## Challenge
Are you able to retype all the records below exactly?
##### Entries provided #####
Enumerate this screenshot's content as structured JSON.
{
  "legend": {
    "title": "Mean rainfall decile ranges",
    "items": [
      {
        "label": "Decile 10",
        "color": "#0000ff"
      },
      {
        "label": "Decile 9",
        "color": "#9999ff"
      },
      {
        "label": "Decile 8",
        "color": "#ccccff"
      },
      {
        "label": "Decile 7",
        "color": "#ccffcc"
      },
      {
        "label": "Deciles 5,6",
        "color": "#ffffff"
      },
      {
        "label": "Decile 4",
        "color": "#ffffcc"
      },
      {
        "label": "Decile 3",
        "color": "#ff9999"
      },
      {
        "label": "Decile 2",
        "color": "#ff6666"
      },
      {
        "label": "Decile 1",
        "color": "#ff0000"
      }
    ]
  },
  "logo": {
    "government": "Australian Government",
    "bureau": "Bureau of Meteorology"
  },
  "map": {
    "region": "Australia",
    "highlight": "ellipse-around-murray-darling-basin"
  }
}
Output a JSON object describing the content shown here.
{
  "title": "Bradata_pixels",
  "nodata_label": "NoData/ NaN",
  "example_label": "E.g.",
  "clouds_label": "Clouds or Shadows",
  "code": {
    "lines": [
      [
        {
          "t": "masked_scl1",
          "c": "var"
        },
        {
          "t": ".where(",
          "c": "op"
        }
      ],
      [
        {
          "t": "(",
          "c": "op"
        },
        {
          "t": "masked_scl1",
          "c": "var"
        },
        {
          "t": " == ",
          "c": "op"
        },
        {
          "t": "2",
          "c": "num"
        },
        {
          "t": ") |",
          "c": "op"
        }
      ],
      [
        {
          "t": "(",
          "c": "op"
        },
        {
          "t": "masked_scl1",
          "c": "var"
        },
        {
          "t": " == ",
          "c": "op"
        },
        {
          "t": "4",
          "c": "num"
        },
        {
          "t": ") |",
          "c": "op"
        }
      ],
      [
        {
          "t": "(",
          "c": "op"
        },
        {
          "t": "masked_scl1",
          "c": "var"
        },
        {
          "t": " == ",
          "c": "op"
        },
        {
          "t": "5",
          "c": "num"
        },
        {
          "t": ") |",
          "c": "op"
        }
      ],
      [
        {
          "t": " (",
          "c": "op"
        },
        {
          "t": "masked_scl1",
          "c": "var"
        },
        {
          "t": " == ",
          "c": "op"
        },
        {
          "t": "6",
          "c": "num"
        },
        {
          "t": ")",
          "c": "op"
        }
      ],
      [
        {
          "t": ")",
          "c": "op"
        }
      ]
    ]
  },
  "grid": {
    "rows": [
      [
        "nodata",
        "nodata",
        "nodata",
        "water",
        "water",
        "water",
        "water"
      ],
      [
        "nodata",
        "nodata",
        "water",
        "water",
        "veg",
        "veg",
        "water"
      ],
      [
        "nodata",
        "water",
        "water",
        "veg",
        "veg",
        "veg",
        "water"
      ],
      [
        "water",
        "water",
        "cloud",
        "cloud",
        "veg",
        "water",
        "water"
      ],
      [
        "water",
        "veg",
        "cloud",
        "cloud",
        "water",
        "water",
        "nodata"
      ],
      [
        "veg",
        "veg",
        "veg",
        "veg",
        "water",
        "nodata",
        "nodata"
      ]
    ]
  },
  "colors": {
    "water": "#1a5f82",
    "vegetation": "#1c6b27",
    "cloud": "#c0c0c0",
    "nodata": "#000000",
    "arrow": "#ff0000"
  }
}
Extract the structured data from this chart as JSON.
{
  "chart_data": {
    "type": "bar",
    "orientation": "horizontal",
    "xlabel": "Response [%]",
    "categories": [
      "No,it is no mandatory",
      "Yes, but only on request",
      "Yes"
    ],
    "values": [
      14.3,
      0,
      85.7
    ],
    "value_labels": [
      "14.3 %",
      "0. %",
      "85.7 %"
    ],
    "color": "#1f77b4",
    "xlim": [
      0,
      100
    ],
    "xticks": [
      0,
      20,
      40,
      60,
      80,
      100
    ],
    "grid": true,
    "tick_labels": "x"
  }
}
#####
## Solution to this task
Enumerate this screenshot's content as structured JSON.
{
  "legend": {
    "title": "Mean rainfall decile ranges",
    "items": [
      {
        "label": "Decile 10",
        "color": "#0000ff"
      },
      {
        "label": "Decile 9",
        "color": "#9999ff"
      },
      {
        "label": "Decile 8",
        "color": "#ccccff"
      },
      {
        "label": "Decile 7",
        "color": "#ccffcc"
      },
      {
        "label": "Deciles 5,6",
        "color": "#ffffff"
      },
      {
        "label": "Decile 4",
        "color": "#ffffcc"
      },
      {
        "label": "Decile 3",
        "color": "#ff9999"
      },
      {
        "label": "Decile 2",
        "color": "#ff6666"
      },
      {
        "label": "Decile 1",
        "color": "#ff0000"
      }
    ]
  },
  "logo": {
    "government": "Australian Government",
    "bureau": "Bureau of Meteorology"
  },
  "map": {
    "region": "Australia",
    "highlight": "ellipse-around-murray-darling-basin"
  }
}
Output a JSON object describing the content shown here.
{
  "title": "Bradata_pixels",
  "nodata_label": "NoData/ NaN",
  "example_label": "E.g.",
  "clouds_label": "Clouds or Shadows",
  "code": {
    "lines": [
      [
        {
          "t": "masked_scl1",
          "c": "var"
        },
        {
          "t": ".where(",
          "c": "op"
        }
      ],
      [
        {
          "t": "(",
          "c": "op"
        },
        {
          "t": "masked_scl1",
          "c": "var"
        },
        {
          "t": " == ",
          "c": "op"
        },
        {
          "t": "2",
          "c": "num"
        },
        {
          "t": ") |",
          "c": "op"
        }
      ],
      [
        {
          "t": "(",
          "c": "op"
        },
        {
          "t": "masked_scl1",
          "c": "var"
        },
        {
          "t": " == ",
          "c": "op"
        },
        {
          "t": "4",
          "c": "num"
        },
        {
          "t": ") |",
          "c": "op"
        }
      ],
      [
        {
          "t": "(",
          "c": "op"
        },
        {
          "t": "masked_scl1",
          "c": "var"
        },
        {
          "t": " == ",
          "c": "op"
        },
        {
          "t": "5",
          "c": "num"
        },
        {
          "t": ") |",
          "c": "op"
        }
      ],
      [
        {
          "t": " (",
          "c": "op"
        },
        {
          "t": "masked_scl1",
          "c": "var"
        },
        {
          "t": " == ",
          "c": "op"
        },
        {
          "t": "6",
          "c": "num"
        },
        {
          "t": ")",
          "c": "op"
        }
      ],
      [
        {
          "t": ")",
          "c": "op"
        }
      ]
    ]
  },
  "grid": {
    "rows": [
      [
        "nodata",
        "nodata",
        "nodata",
        "water",
        "water",
        "water",
        "water"
      ],
      [
        "nodata",
        "nodata",
        "water",
        "water",
        "veg",
        "veg",
        "water"
      ],
      [
        "nodata",
        "water",
        "water",
        "veg",
        "veg",
        "veg",
        "water"
      ],
      [
        "water",
        "water",
        "cloud",
        "cloud",
        "veg",
        "water",
        "water"
      ],
      [
        "water",
        "veg",
        "cloud",
        "cloud",
        "water",
        "water",
        "nodata"
      ],
      [
        "veg",
        "veg",
        "veg",
        "veg",
        "water",
        "nodata",
        "nodata"
      ]
    ]
  },
  "colors": {
    "water": "#1a5f82",
    "vegetation": "#1c6b27",
    "cloud": "#c0c0c0",
    "nodata": "#000000",
    "arrow": "#ff0000"
  }
}
Extract the structured data from this chart as JSON.
{
  "chart_data": {
    "type": "bar",
    "orientation": "horizontal",
    "xlabel": "Response [%]",
    "categories": [
      "No,it is no mandatory",
      "Yes, but only on request",
      "Yes"
    ],
    "values": [
      14.3,
      0,
      85.7
    ],
    "value_labels": [
      "14.3 %",
      "0. %",
      "85.7 %"
    ],
    "color": "#1f77b4",
    "xlim": [
      0,
      100
    ],
    "xticks": [
      0,
      20,
      40,
      60,
      80,
      100
    ],
    "grid": true,
    "tick_labels": "x"
  }
}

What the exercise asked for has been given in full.